## Start DATA FOR THIS TASK

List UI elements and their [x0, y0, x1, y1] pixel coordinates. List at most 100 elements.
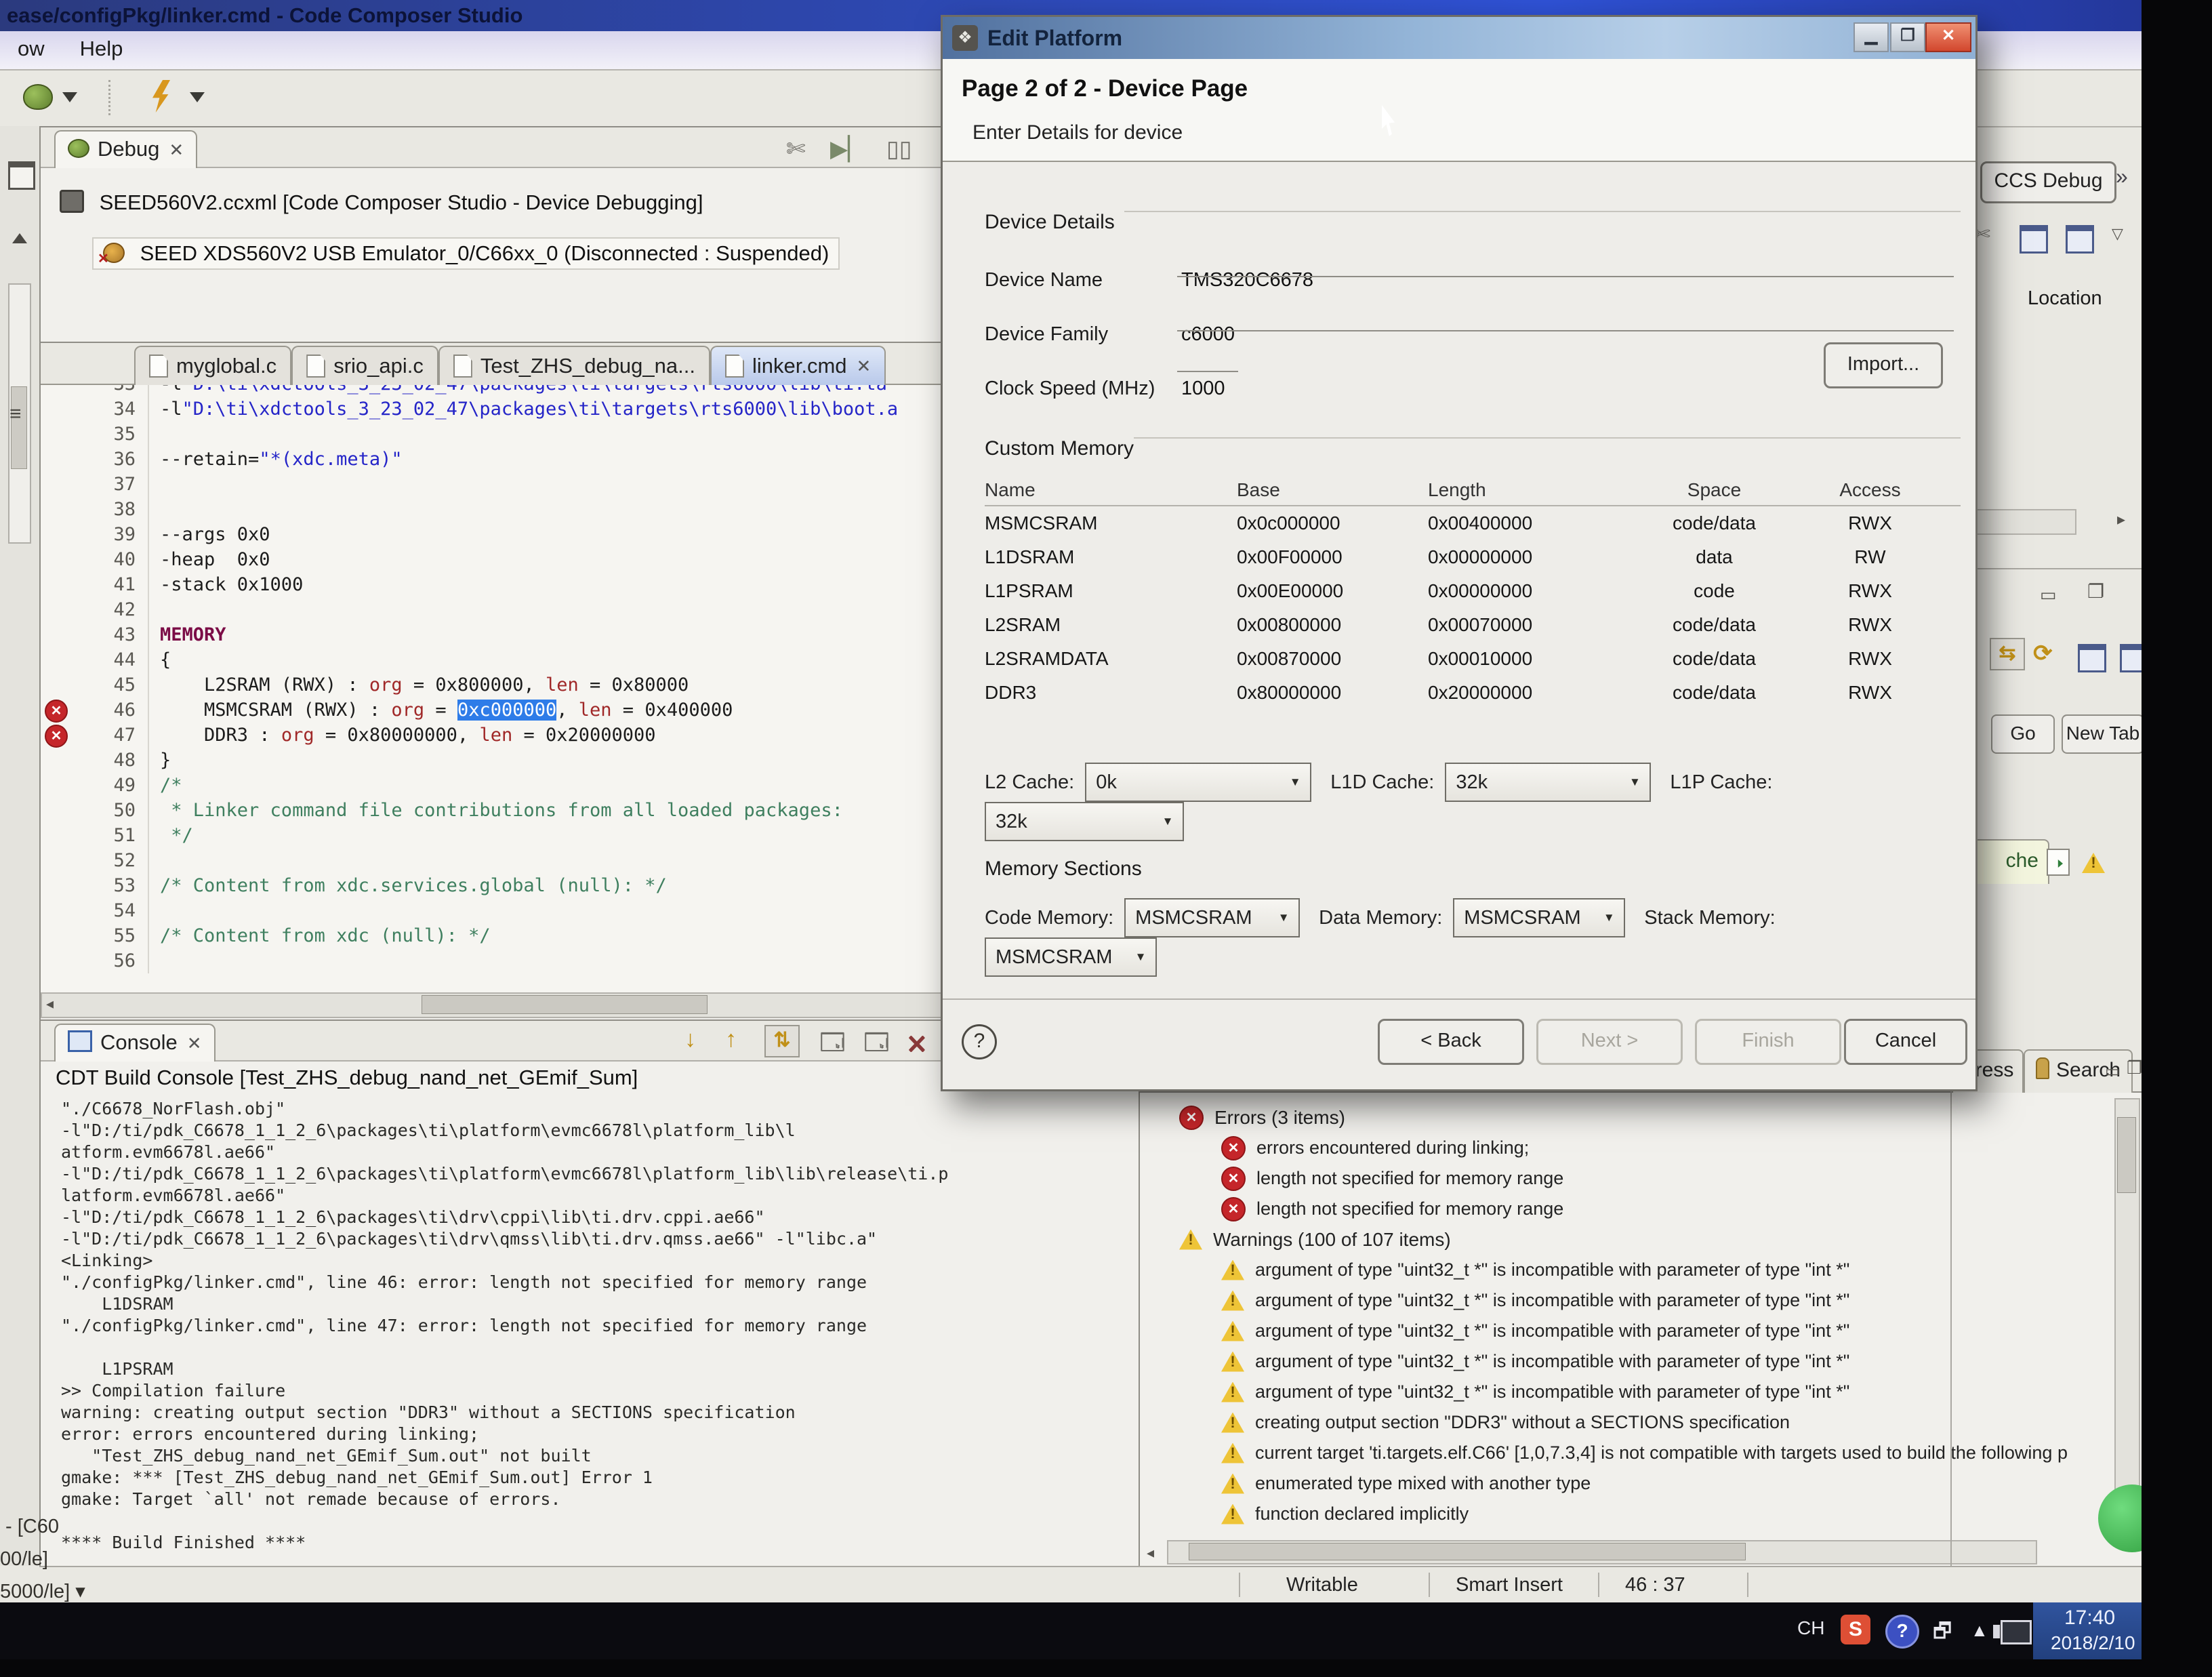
memory-table-row[interactable]: DDR30x800000000x20000000code/dataRWX [985, 676, 1961, 710]
device-name-field[interactable]: TMS320C6678 [1181, 269, 1313, 291]
dialog-titlebar[interactable]: ❖ Edit Platform ▁ ❐ ✕ [943, 17, 1975, 59]
close-icon[interactable]: ✕ [1925, 22, 1971, 52]
menu-item-help[interactable]: Help [62, 31, 141, 61]
editor-tab-label: Test_ZHS_debug_na... [480, 348, 695, 384]
memory-section-select-2[interactable]: MSMCSRAM▼ [1453, 898, 1625, 937]
flash-dropdown-icon[interactable] [190, 92, 205, 102]
new-view-icon[interactable] [2020, 225, 2048, 254]
memory-table-row[interactable]: L1PSRAM0x00E000000x00000000codeRWX [985, 574, 1961, 608]
network-icon[interactable] [2001, 1620, 2032, 1677]
new-tab-button[interactable]: New Tab [2062, 714, 2142, 754]
warning-icon [1221, 1321, 1244, 1341]
pin-window-icon[interactable] [2120, 644, 2142, 672]
memory-section-select-3[interactable]: MSMCSRAM▼ [985, 937, 1157, 977]
minimize-view-icon[interactable]: ▭ [2105, 1062, 2121, 1081]
cache-select-1[interactable]: 0k▼ [1085, 763, 1311, 802]
cancel-button[interactable]: Cancel [1844, 1019, 1967, 1065]
memory-table-row[interactable]: L1DSRAM0x00F000000x00000000dataRW [985, 540, 1961, 574]
import-button[interactable]: Import... [1824, 342, 1943, 388]
code-gutter [41, 497, 70, 522]
error-icon: ✕ [1221, 1197, 1246, 1221]
go-button[interactable]: Go [1991, 714, 2055, 754]
edit-view-icon[interactable] [2066, 225, 2094, 254]
sync-icon[interactable]: ⟳ [2033, 640, 2053, 667]
clock-speed-field[interactable]: 1000 [1181, 378, 1225, 400]
maximize-icon[interactable]: ❐ [1890, 22, 1925, 52]
tab-console[interactable]: Console✕ [54, 1024, 216, 1062]
device-family-field[interactable]: c6000 [1181, 323, 1235, 346]
scroll-up-icon[interactable] [12, 233, 27, 243]
layers-tray-icon[interactable]: 🗗 [1933, 1616, 1952, 1673]
disconnect-icon[interactable]: ✄ [786, 136, 806, 163]
console-line: L1PSRAM [41, 1358, 1137, 1380]
perspective-ccs-debug-button[interactable]: CCS Debug [1980, 161, 2116, 203]
target-config-icon [60, 190, 84, 213]
show-hidden-icons[interactable]: ▲ [1971, 1620, 1988, 1677]
memory-section-select-1[interactable]: MSMCSRAM▼ [1124, 898, 1300, 937]
more-perspectives-icon[interactable]: » [2116, 164, 2128, 189]
help-tray-icon[interactable]: ? [1885, 1615, 1919, 1672]
code-gutter: ✕ [41, 723, 70, 748]
export-doc-icon[interactable] [2047, 849, 2070, 876]
debug-dropdown-icon[interactable] [62, 92, 77, 102]
new-window-icon[interactable] [2078, 644, 2106, 672]
editor-tab-srio_api.c[interactable]: srio_api.c [291, 346, 438, 385]
console-line: L1DSRAM [41, 1293, 1137, 1315]
outline-icon[interactable]: ≡ [9, 403, 22, 426]
console-line: -l"D:/ti/pdk_C6678_1_1_2_6\packages\ti\d… [41, 1207, 1137, 1228]
pause-icon[interactable]: ▯▯ [886, 136, 912, 163]
minimize-view-icon[interactable]: ▭ [2040, 584, 2057, 605]
file-icon [453, 355, 472, 378]
help-button[interactable]: ? [962, 1024, 997, 1059]
next-button[interactable]: Next > [1536, 1019, 1683, 1065]
close-icon[interactable]: ✕ [169, 140, 184, 160]
clear-console-icon[interactable]: 🗙 [908, 1026, 926, 1065]
chevron-down-icon: ▼ [1594, 911, 1624, 925]
close-icon[interactable]: ✕ [187, 1033, 202, 1053]
scroll-lock-icon[interactable]: ⇅ [764, 1025, 800, 1057]
debug-tree-item-target[interactable]: SEED560V2.ccxml [Code Composer Studio - … [60, 190, 703, 215]
memory-table-row[interactable]: L2SRAMDATA0x008700000x00010000code/dataR… [985, 642, 1961, 676]
maximize-view-icon[interactable]: ❐ [2087, 580, 2104, 603]
scroll-right-icon[interactable]: ▸ [2117, 510, 2125, 529]
sogou-tray-icon[interactable]: S [1841, 1615, 1870, 1672]
editor-tab-Test_ZHS_debug_na...[interactable]: Test_ZHS_debug_na... [438, 346, 710, 385]
code-text: -heap 0x0 [149, 547, 270, 572]
debug-launch-icon[interactable] [23, 84, 53, 110]
tab-debug[interactable]: Debug✕ [54, 130, 197, 168]
close-icon[interactable]: ✕ [857, 348, 872, 384]
memory-table-row[interactable]: L2SRAM0x008000000x00070000code/dataRWX [985, 608, 1961, 642]
device-name-label: Device Name [985, 269, 1103, 291]
back-button[interactable]: < Back [1378, 1019, 1524, 1065]
warning-icon [1221, 1474, 1244, 1494]
editor-tab-myglobal.c[interactable]: myglobal.c [134, 346, 291, 385]
scroll-up-icon[interactable]: ↑ [725, 1026, 737, 1053]
view-menu-icon[interactable]: ▽ [2112, 225, 2123, 243]
minimize-icon[interactable]: ▁ [1853, 22, 1889, 52]
console-line [41, 1337, 1137, 1358]
finish-button[interactable]: Finish [1695, 1019, 1841, 1065]
resume-icon[interactable]: ▶▏ [830, 136, 865, 163]
editor-tab-linker.cmd[interactable]: linker.cmd✕ [710, 346, 886, 385]
lock-console-icon[interactable]: 🗔 [864, 1026, 889, 1065]
code-gutter [41, 948, 70, 973]
restore-view-icon[interactable] [8, 161, 35, 190]
scroll-down-icon[interactable]: ↓ [684, 1026, 696, 1053]
warning-icon [1221, 1413, 1244, 1433]
refresh-icon[interactable]: ⇆ [1990, 638, 2025, 670]
console-output[interactable]: "./C6678_NorFlash.obj"-l"D:/ti/pdk_C6678… [41, 1098, 1137, 1564]
menu-item-ow[interactable]: ow [0, 31, 62, 61]
problems-hscrollbar[interactable] [1167, 1540, 2037, 1564]
language-indicator[interactable]: CH [1797, 1617, 1824, 1674]
cache-select-2[interactable]: 32k▼ [1445, 763, 1651, 802]
maximize-view-icon[interactable]: ❐ [2127, 1057, 2142, 1078]
pin-console-icon[interactable]: 🗔 [820, 1026, 845, 1065]
debug-tree-item-core[interactable]: SEED XDS560V2 USB Emulator_0/C66xx_0 (Di… [92, 237, 840, 270]
flash-icon[interactable] [152, 80, 170, 113]
memory-table-row[interactable]: MSMCSRAM0x0c0000000x00400000code/dataRWX [985, 506, 1961, 540]
line-number: 54 [70, 898, 149, 923]
editor-tab-label: myglobal.c [176, 348, 276, 384]
cache-select-3[interactable]: 32k▼ [985, 802, 1184, 841]
left-view-rail: ≡ [0, 126, 41, 1566]
scroll-left-icon[interactable]: ◂ [1147, 1544, 1154, 1562]
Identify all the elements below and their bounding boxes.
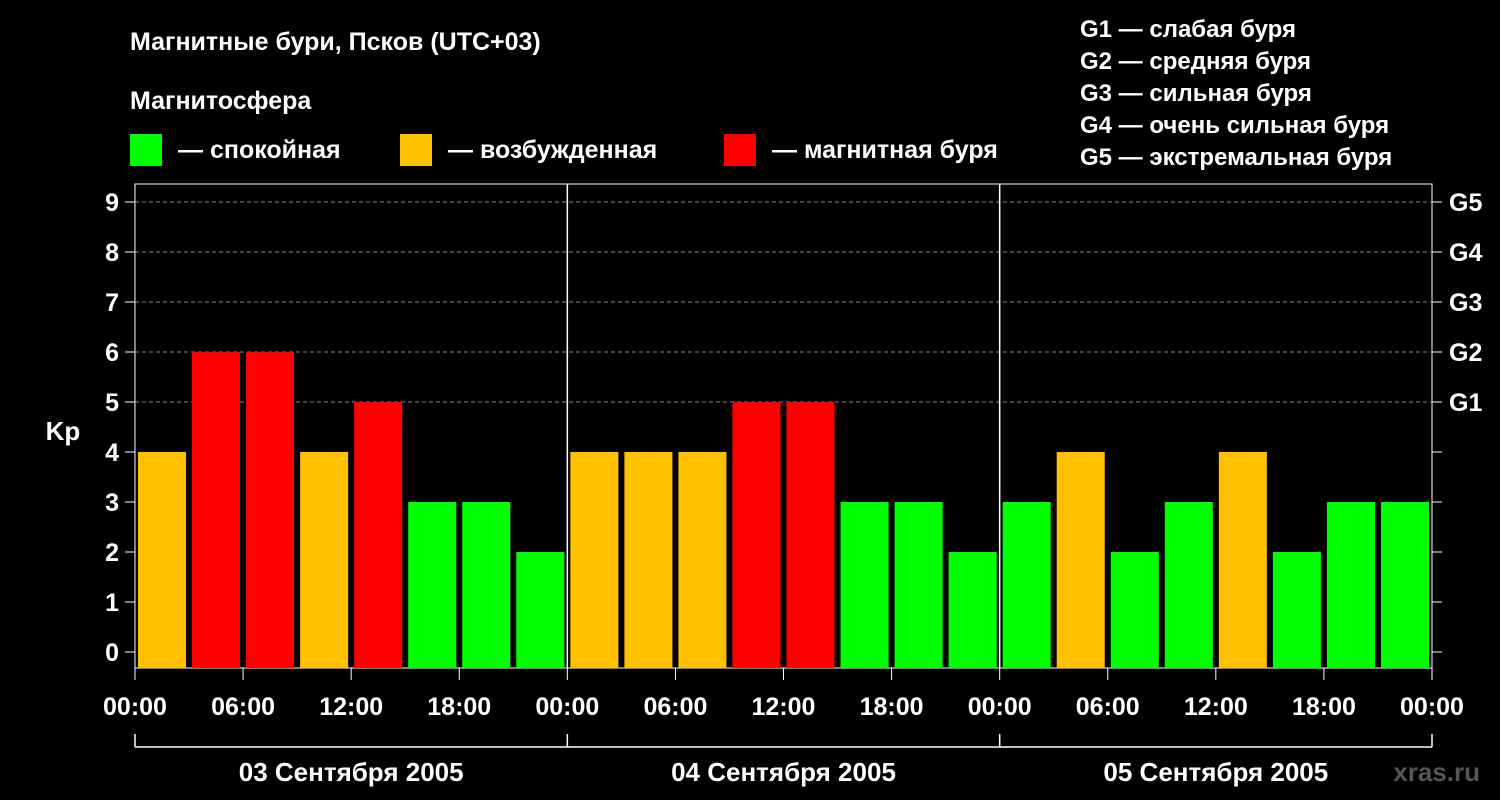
- kp-bar: [1110, 552, 1159, 668]
- legend-title: Магнитосфера: [130, 87, 312, 115]
- y-tick-label: 8: [105, 239, 119, 267]
- plot-area: 0 1 2 3 4 5 6 7 8 9 G1 G2 G3 G4 G5 00:00 06:00 12:00 18:00…: [103, 183, 1482, 787]
- x-tick-label: 06:00: [1076, 693, 1140, 721]
- x-tick-label: 18:00: [860, 693, 924, 721]
- y-tick-label: 0: [105, 639, 119, 667]
- kp-bar: [1272, 552, 1321, 668]
- day-label: 04 Сентября 2005: [671, 757, 896, 787]
- x-tick-label: 18:00: [1292, 693, 1356, 721]
- kp-bar: [354, 402, 403, 668]
- storm-scale-g3: G3 — сильная буря: [1080, 80, 1312, 107]
- x-tick-label: 00:00: [968, 693, 1032, 721]
- kp-bar: [300, 452, 349, 668]
- x-tick-label: 06:00: [643, 693, 707, 721]
- y-tick-label: 2: [105, 539, 119, 567]
- storm-scale-g1: G1 — слабая буря: [1080, 16, 1296, 43]
- storm-scale-g5: G5 — экстремальная буря: [1080, 144, 1392, 171]
- storm-scale: G1 — слабая буря G2 — средняя буря G3 — …: [1080, 16, 1392, 171]
- day-label: 05 Сентября 2005: [1103, 757, 1328, 787]
- y-tick-label: 6: [105, 339, 119, 367]
- x-tick-label: 00:00: [1400, 693, 1464, 721]
- x-tick-label: 18:00: [427, 693, 491, 721]
- legend-label-storm: — магнитная буря: [772, 136, 998, 164]
- kp-bar: [678, 452, 727, 668]
- legend: — спокойная — возбужденная — магнитная б…: [130, 134, 998, 166]
- x-tick-label: 00:00: [535, 693, 599, 721]
- kp-bar: [786, 402, 835, 668]
- storm-scale-g4: G4 — очень сильная буря: [1080, 112, 1389, 139]
- kp-bar: [246, 352, 295, 668]
- kp-bar: [138, 452, 187, 668]
- kp-bar: [624, 452, 673, 668]
- g-level-label: G1: [1449, 389, 1482, 417]
- x-tick-label: 12:00: [1184, 693, 1248, 721]
- kp-chart: Магнитные бури, Псков (UTC+03) Магнитосф…: [46, 16, 1483, 787]
- kp-bar: [408, 502, 457, 668]
- legend-swatch-storm: [724, 134, 756, 166]
- legend-label-quiet: — спокойная: [178, 136, 341, 164]
- watermark: xras.ru: [1393, 757, 1480, 787]
- legend-swatch-quiet: [130, 134, 162, 166]
- kp-bar: [570, 452, 619, 668]
- g-level-label: G3: [1449, 289, 1482, 317]
- kp-bar: [1056, 452, 1105, 668]
- y-axis-label: Kp: [46, 416, 81, 446]
- y-tick-label: 1: [105, 589, 119, 617]
- legend-swatch-active: [400, 134, 432, 166]
- g-level-label: G4: [1449, 239, 1482, 267]
- y-tick-label: 7: [105, 289, 119, 317]
- kp-bar: [1164, 502, 1213, 668]
- x-tick-label: 00:00: [103, 693, 167, 721]
- chart-title: Магнитные бури, Псков (UTC+03): [130, 28, 541, 56]
- y-tick-label: 9: [105, 189, 119, 217]
- kp-bar: [1218, 452, 1267, 668]
- kp-bar: [516, 552, 565, 668]
- x-tick-label: 12:00: [752, 693, 816, 721]
- g-level-label: G5: [1449, 189, 1482, 217]
- kp-bar: [1002, 502, 1051, 668]
- kp-bar: [1326, 502, 1375, 668]
- kp-bar: [948, 552, 997, 668]
- y-tick-label: 4: [105, 439, 119, 467]
- g-level-label: G2: [1449, 339, 1482, 367]
- kp-bar: [840, 502, 889, 668]
- kp-bar: [894, 502, 943, 668]
- y-tick-label: 5: [105, 389, 119, 417]
- x-tick-label: 12:00: [319, 693, 383, 721]
- legend-label-active: — возбужденная: [448, 136, 657, 164]
- kp-bar: [192, 352, 241, 668]
- kp-bar: [732, 402, 781, 668]
- kp-bar: [462, 502, 511, 668]
- day-label: 03 Сентября 2005: [239, 757, 464, 787]
- x-tick-label: 06:00: [211, 693, 275, 721]
- storm-scale-g2: G2 — средняя буря: [1080, 48, 1311, 75]
- y-tick-label: 3: [105, 489, 119, 517]
- kp-bar: [1380, 502, 1429, 668]
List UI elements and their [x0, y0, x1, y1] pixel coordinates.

## End DATA FOR THIS TASK

* [WHAT IS BEING ASKED] Please give the lines of the items above as a numbered list, starting at the line that contains "- kp-bar: [1110, 552, 1159, 668]" and ending at the line that contains "- y-tick-label: 0: [105, 639, 119, 667]", with any blank lines left out.

* [WRITTEN SOLUTION]
1. - kp-bar: [1110, 552, 1159, 668]
2. - legend-title: Магнитосфера: [130, 87, 312, 115]
3. - y-tick-label: 8: [105, 239, 119, 267]
4. - plot-area: 0 1 2 3 4 5 6 7 8 9 G1 G2 G3 G4 G5 00:00 06:00 12:00 18:00…: [103, 183, 1482, 787]
5. - x-tick-label: 06:00: [1076, 693, 1140, 721]
6. - x-tick-label: 18:00: [860, 693, 924, 721]
7. - y-tick-label: 0: [105, 639, 119, 667]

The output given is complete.